Records:
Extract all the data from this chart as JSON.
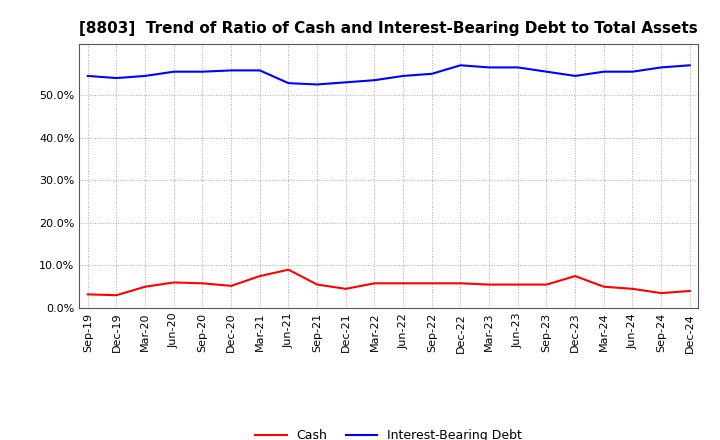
{
  "title": "[8803]  Trend of Ratio of Cash and Interest-Bearing Debt to Total Assets",
  "x_labels": [
    "Sep-19",
    "Dec-19",
    "Mar-20",
    "Jun-20",
    "Sep-20",
    "Dec-20",
    "Mar-21",
    "Jun-21",
    "Sep-21",
    "Dec-21",
    "Mar-22",
    "Jun-22",
    "Sep-22",
    "Dec-22",
    "Mar-23",
    "Jun-23",
    "Sep-23",
    "Dec-23",
    "Mar-24",
    "Jun-24",
    "Sep-24",
    "Dec-24"
  ],
  "cash": [
    3.2,
    3.0,
    5.0,
    6.0,
    5.8,
    5.2,
    7.5,
    9.0,
    5.5,
    4.5,
    5.8,
    5.8,
    5.8,
    5.8,
    5.5,
    5.5,
    5.5,
    7.5,
    5.0,
    4.5,
    3.5,
    4.0
  ],
  "interest_bearing_debt": [
    54.5,
    54.0,
    54.5,
    55.5,
    55.5,
    55.8,
    55.8,
    52.8,
    52.5,
    53.0,
    53.5,
    54.5,
    55.0,
    57.0,
    56.5,
    56.5,
    55.5,
    54.5,
    55.5,
    55.5,
    56.5,
    57.0
  ],
  "cash_color": "#ff0000",
  "debt_color": "#0000ff",
  "ylim_min": 0,
  "ylim_max": 62,
  "yticks": [
    0.0,
    10.0,
    20.0,
    30.0,
    40.0,
    50.0
  ],
  "background_color": "#ffffff",
  "grid_color": "#aaaaaa",
  "legend_cash": "Cash",
  "legend_debt": "Interest-Bearing Debt",
  "title_fontsize": 11,
  "tick_fontsize": 8,
  "line_width": 1.5
}
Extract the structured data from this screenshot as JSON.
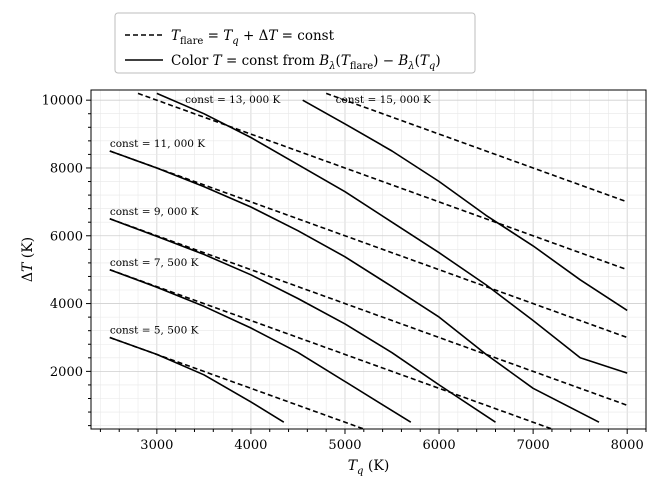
{
  "chart_data": {
    "type": "line",
    "xlabel": "T_q (K)",
    "ylabel": "ΔT (K)",
    "xlim": [
      2300,
      8200
    ],
    "ylim": [
      300,
      10300
    ],
    "xticks": [
      3000,
      4000,
      5000,
      6000,
      7000,
      8000
    ],
    "yticks": [
      2000,
      4000,
      6000,
      8000,
      10000
    ],
    "grid": true,
    "legend": {
      "placement": "top-center",
      "entries": [
        {
          "style": "dashed",
          "label": "T_flare = T_q + ΔT = const"
        },
        {
          "style": "solid",
          "label": "Color T = const from B_λ(T_flare) − B_λ(T_q)"
        }
      ]
    },
    "dashed_series": [
      {
        "const": 5500,
        "x": [
          2500,
          5200
        ],
        "y": [
          3000,
          300
        ]
      },
      {
        "const": 7500,
        "x": [
          2500,
          7200
        ],
        "y": [
          5000,
          300
        ]
      },
      {
        "const": 9000,
        "x": [
          2500,
          8000
        ],
        "y": [
          6500,
          1000
        ]
      },
      {
        "const": 11000,
        "x": [
          2500,
          8000
        ],
        "y": [
          8500,
          3000
        ]
      },
      {
        "const": 13000,
        "x": [
          2800,
          8000
        ],
        "y": [
          10200,
          5000
        ]
      },
      {
        "const": 15000,
        "x": [
          4800,
          8000
        ],
        "y": [
          10200,
          7000
        ]
      }
    ],
    "solid_series": [
      {
        "const": 5500,
        "x": [
          2500,
          3000,
          3500,
          4000,
          4350
        ],
        "y": [
          3000,
          2500,
          1900,
          1100,
          500
        ]
      },
      {
        "const": 7500,
        "x": [
          2500,
          3000,
          3500,
          4000,
          4500,
          5000,
          5700
        ],
        "y": [
          5000,
          4480,
          3920,
          3280,
          2560,
          1700,
          500
        ]
      },
      {
        "const": 9000,
        "x": [
          2500,
          3000,
          3500,
          4000,
          4500,
          5000,
          5500,
          6000,
          6600
        ],
        "y": [
          6500,
          5980,
          5450,
          4850,
          4150,
          3400,
          2550,
          1600,
          500
        ]
      },
      {
        "const": 11000,
        "x": [
          2500,
          3000,
          3500,
          4000,
          4500,
          5000,
          5500,
          6000,
          6500,
          7000,
          7700
        ],
        "y": [
          8500,
          8000,
          7450,
          6850,
          6150,
          5380,
          4500,
          3600,
          2500,
          1500,
          500
        ]
      },
      {
        "const": 13000,
        "x": [
          3000,
          3500,
          4000,
          4500,
          5000,
          5500,
          6000,
          6500,
          7000,
          7500,
          8000
        ],
        "y": [
          10200,
          9600,
          8900,
          8100,
          7300,
          6400,
          5500,
          4550,
          3500,
          2400,
          1950
        ]
      },
      {
        "const": 15000,
        "x": [
          4550,
          5000,
          5500,
          6000,
          6500,
          7000,
          7500,
          8000
        ],
        "y": [
          10000,
          9300,
          8500,
          7600,
          6600,
          5700,
          4700,
          3800
        ]
      }
    ],
    "annotations": [
      {
        "text": "const = 13, 000 K",
        "x": 3300,
        "y": 10000
      },
      {
        "text": "const = 15, 000 K",
        "x": 4900,
        "y": 10000
      },
      {
        "text": "const = 11, 000 K",
        "x": 2500,
        "y": 8700
      },
      {
        "text": "const = 9, 000 K",
        "x": 2500,
        "y": 6700
      },
      {
        "text": "const = 7, 500 K",
        "x": 2500,
        "y": 5200
      },
      {
        "text": "const = 5, 500 K",
        "x": 2500,
        "y": 3200
      }
    ]
  }
}
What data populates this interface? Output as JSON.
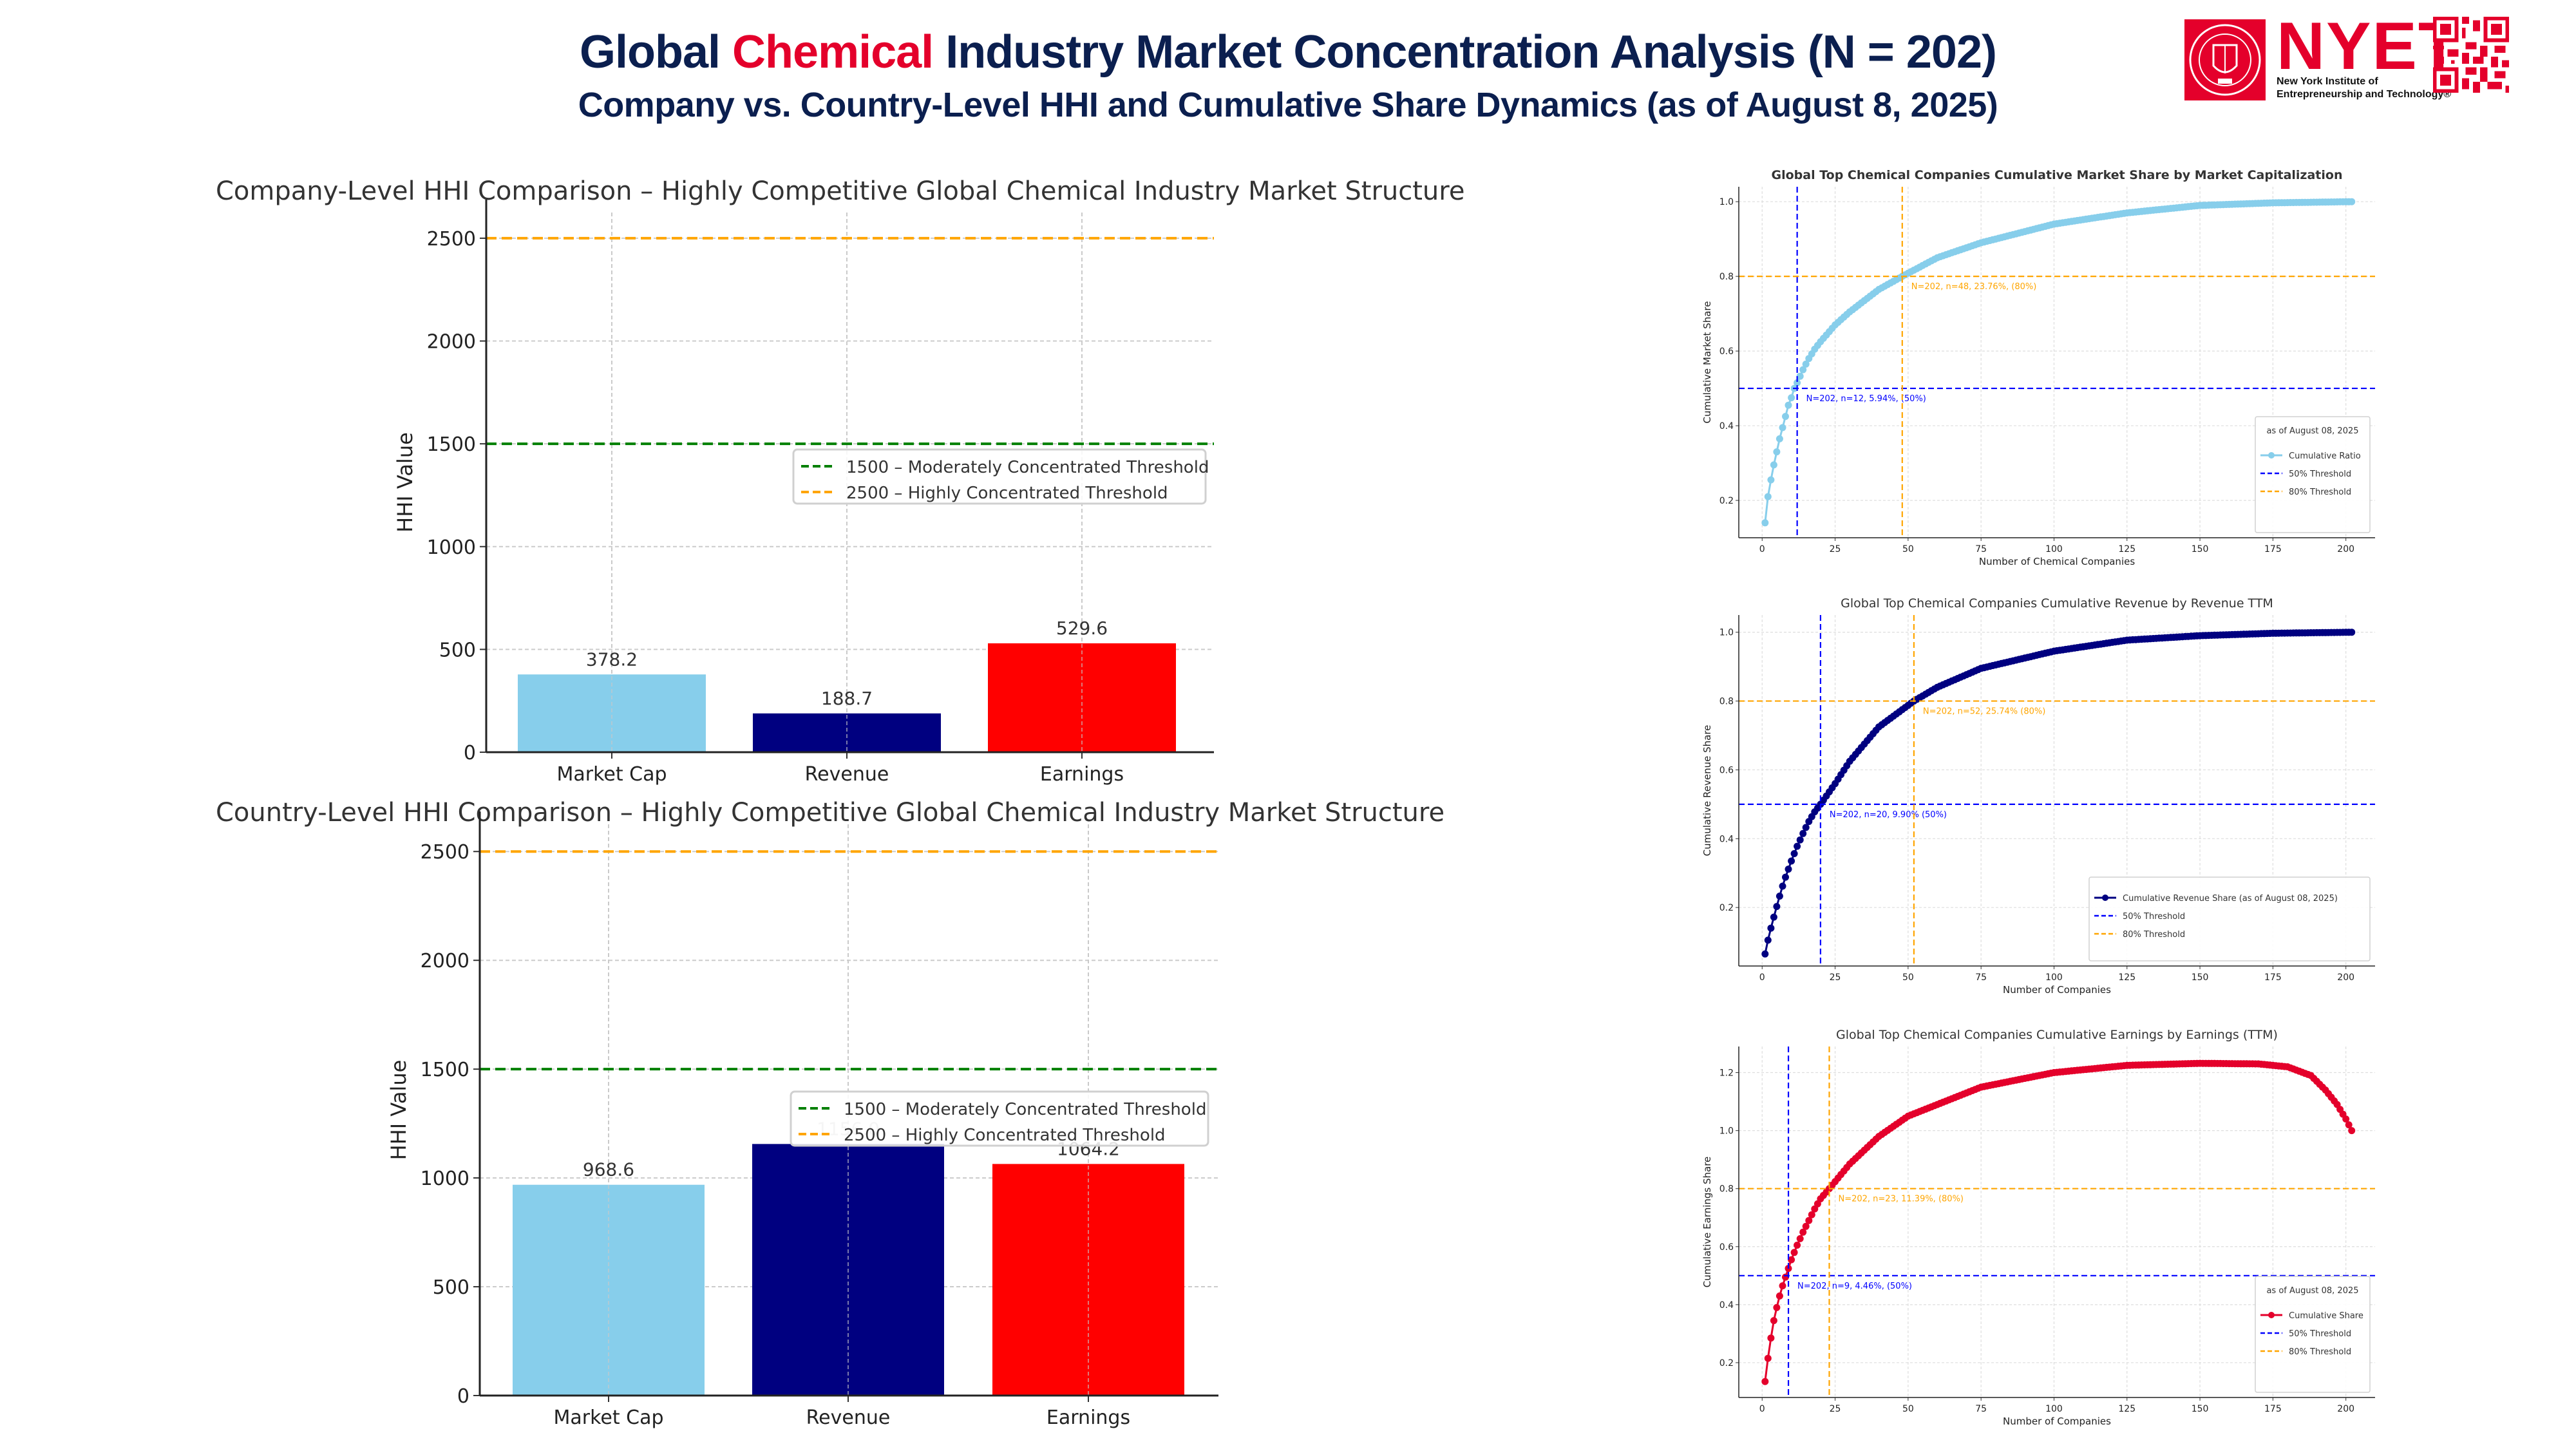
{
  "header": {
    "title_pre": "Global ",
    "title_accent": "Chemical",
    "title_post": " Industry Market Concentration Analysis (N = 202)",
    "subtitle": "Company vs. Country-Level HHI and Cumulative Share Dynamics (as of August 8, 2025)",
    "logo_text": "NYET",
    "logo_sub_line1": "New York Institute of",
    "logo_sub_line2": "Entrepreneurship and Technology®",
    "logo_icon": "university-seal-icon",
    "qr_icon": "qr-code-icon"
  },
  "colors": {
    "accent": "#e4002b",
    "navy_text": "#0b1f4f",
    "market_cap": "#87ceeb",
    "revenue": "#000080",
    "earnings": "#ff0000",
    "earnings_line": "#e4002b",
    "threshold_50": "#0000ff",
    "threshold_80": "#ffa500",
    "moderate": "#008000"
  },
  "chart_data": [
    {
      "id": "company_hhi",
      "type": "bar",
      "title": "Company-Level HHI Comparison – Highly Competitive Global Chemical Industry Market Structure",
      "xlabel": "",
      "ylabel": "HHI Value",
      "categories": [
        "Market Cap",
        "Revenue",
        "Earnings"
      ],
      "values": [
        378.2,
        188.7,
        529.6
      ],
      "value_labels": [
        "378.2",
        "188.7",
        "529.6"
      ],
      "ylim": [
        0,
        2625
      ],
      "yticks": [
        0,
        500,
        1000,
        1500,
        2000,
        2500
      ],
      "grid": true,
      "reference_lines": [
        {
          "y": 1500,
          "label": "1500 – Moderately Concentrated Threshold",
          "color": "#008000"
        },
        {
          "y": 2500,
          "label": "2500 – Highly Concentrated Threshold",
          "color": "#ffa500"
        }
      ],
      "legend": "center-right"
    },
    {
      "id": "country_hhi",
      "type": "bar",
      "title": "Country-Level HHI Comparison – Highly Competitive Global Chemical Industry Market Structure",
      "xlabel": "",
      "ylabel": "HHI Value",
      "categories": [
        "Market Cap",
        "Revenue",
        "Earnings"
      ],
      "values": [
        968.6,
        1156.0,
        1064.2
      ],
      "value_labels": [
        "968.6",
        "1156.0",
        "1064.2"
      ],
      "ylim": [
        0,
        2625
      ],
      "yticks": [
        0,
        500,
        1000,
        1500,
        2000,
        2500
      ],
      "grid": true,
      "reference_lines": [
        {
          "y": 1500,
          "label": "1500 – Moderately Concentrated Threshold",
          "color": "#008000"
        },
        {
          "y": 2500,
          "label": "2500 – Highly Concentrated Threshold",
          "color": "#ffa500"
        }
      ],
      "legend": "center-right"
    },
    {
      "id": "cum_marketcap",
      "type": "line",
      "title": "Global Top Chemical Companies Cumulative Market Share by Market Capitalization",
      "xlabel": "Number of Chemical Companies",
      "ylabel": "Cumulative Market Share",
      "n_points": 202,
      "xlim": [
        -8,
        210
      ],
      "ylim": [
        0.1,
        1.04
      ],
      "xticks": [
        0,
        25,
        50,
        75,
        100,
        125,
        150,
        175,
        200
      ],
      "yticks": [
        0.2,
        0.4,
        0.6,
        0.8,
        1.0
      ],
      "anchor_points": [
        [
          1,
          0.14
        ],
        [
          2,
          0.21
        ],
        [
          3,
          0.255
        ],
        [
          4,
          0.295
        ],
        [
          5,
          0.33
        ],
        [
          6,
          0.365
        ],
        [
          7,
          0.395
        ],
        [
          8,
          0.425
        ],
        [
          9,
          0.455
        ],
        [
          10,
          0.475
        ],
        [
          11,
          0.5
        ],
        [
          12,
          0.515
        ],
        [
          14,
          0.55
        ],
        [
          16,
          0.58
        ],
        [
          18,
          0.605
        ],
        [
          20,
          0.625
        ],
        [
          25,
          0.67
        ],
        [
          30,
          0.705
        ],
        [
          40,
          0.765
        ],
        [
          48,
          0.8
        ],
        [
          60,
          0.85
        ],
        [
          75,
          0.89
        ],
        [
          100,
          0.94
        ],
        [
          125,
          0.97
        ],
        [
          150,
          0.99
        ],
        [
          175,
          0.997
        ],
        [
          202,
          1.0
        ]
      ],
      "series_label": "Cumulative Ratio",
      "legend_title": "as of August 08, 2025",
      "legend": "lower-right",
      "thresholds": [
        {
          "label": "50% Threshold",
          "y": 0.5,
          "x": 12,
          "color": "#0000ff",
          "annotation": "N=202, n=12, 5.94%, (50%)"
        },
        {
          "label": "80% Threshold",
          "y": 0.8,
          "x": 48,
          "color": "#ffa500",
          "annotation": "N=202, n=48, 23.76%, (80%)"
        }
      ],
      "title_bold": true
    },
    {
      "id": "cum_revenue",
      "type": "line",
      "title": "Global Top Chemical Companies Cumulative Revenue by Revenue TTM",
      "xlabel": "Number of Companies",
      "ylabel": "Cumulative Revenue Share",
      "n_points": 202,
      "xlim": [
        -8,
        210
      ],
      "ylim": [
        0.03,
        1.05
      ],
      "xticks": [
        0,
        25,
        50,
        75,
        100,
        125,
        150,
        175,
        200
      ],
      "yticks": [
        0.2,
        0.4,
        0.6,
        0.8,
        1.0
      ],
      "anchor_points": [
        [
          1,
          0.065
        ],
        [
          2,
          0.105
        ],
        [
          3,
          0.14
        ],
        [
          4,
          0.172
        ],
        [
          5,
          0.203
        ],
        [
          6,
          0.233
        ],
        [
          7,
          0.262
        ],
        [
          8,
          0.288
        ],
        [
          10,
          0.335
        ],
        [
          12,
          0.378
        ],
        [
          14,
          0.415
        ],
        [
          16,
          0.45
        ],
        [
          18,
          0.478
        ],
        [
          20,
          0.5
        ],
        [
          25,
          0.56
        ],
        [
          30,
          0.625
        ],
        [
          40,
          0.725
        ],
        [
          52,
          0.8
        ],
        [
          60,
          0.84
        ],
        [
          75,
          0.895
        ],
        [
          100,
          0.945
        ],
        [
          125,
          0.977
        ],
        [
          150,
          0.99
        ],
        [
          175,
          0.997
        ],
        [
          202,
          1.0
        ]
      ],
      "series_label": "Cumulative Revenue Share (as of August 08, 2025)",
      "legend_title": "",
      "legend": "lower-right",
      "thresholds": [
        {
          "label": "50% Threshold",
          "y": 0.5,
          "x": 20,
          "color": "#0000ff",
          "annotation": "N=202, n=20, 9.90% (50%)"
        },
        {
          "label": "80% Threshold",
          "y": 0.8,
          "x": 52,
          "color": "#ffa500",
          "annotation": "N=202, n=52, 25.74% (80%)"
        }
      ],
      "title_bold": false
    },
    {
      "id": "cum_earnings",
      "type": "line",
      "title": "Global Top Chemical Companies Cumulative Earnings by Earnings (TTM)",
      "xlabel": "Number of Companies",
      "ylabel": "Cumulative Earnings Share",
      "n_points": 202,
      "xlim": [
        -8,
        210
      ],
      "ylim": [
        0.08,
        1.29
      ],
      "xticks": [
        0,
        25,
        50,
        75,
        100,
        125,
        150,
        175,
        200
      ],
      "yticks": [
        0.2,
        0.4,
        0.6,
        0.8,
        1.0,
        1.2
      ],
      "anchor_points": [
        [
          1,
          0.135
        ],
        [
          2,
          0.215
        ],
        [
          3,
          0.285
        ],
        [
          4,
          0.345
        ],
        [
          5,
          0.39
        ],
        [
          6,
          0.43
        ],
        [
          7,
          0.465
        ],
        [
          8,
          0.495
        ],
        [
          9,
          0.525
        ],
        [
          10,
          0.555
        ],
        [
          12,
          0.605
        ],
        [
          14,
          0.65
        ],
        [
          16,
          0.69
        ],
        [
          18,
          0.73
        ],
        [
          20,
          0.765
        ],
        [
          23,
          0.8
        ],
        [
          30,
          0.885
        ],
        [
          40,
          0.98
        ],
        [
          50,
          1.05
        ],
        [
          75,
          1.15
        ],
        [
          100,
          1.2
        ],
        [
          125,
          1.225
        ],
        [
          150,
          1.232
        ],
        [
          170,
          1.23
        ],
        [
          180,
          1.22
        ],
        [
          188,
          1.19
        ],
        [
          193,
          1.14
        ],
        [
          197,
          1.09
        ],
        [
          200,
          1.04
        ],
        [
          202,
          1.0
        ]
      ],
      "series_label": "Cumulative Share",
      "legend_title": "as of August 08, 2025",
      "legend": "lower-right",
      "thresholds": [
        {
          "label": "50% Threshold",
          "y": 0.5,
          "x": 9,
          "color": "#0000ff",
          "annotation": "N=202, n=9, 4.46%, (50%)"
        },
        {
          "label": "80% Threshold",
          "y": 0.8,
          "x": 23,
          "color": "#ffa500",
          "annotation": "N=202, n=23, 11.39%, (80%)"
        }
      ],
      "title_bold": false
    }
  ]
}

Task to carry out:
Write only the number of lines in the data above that include "Highly".

Expected answer:
4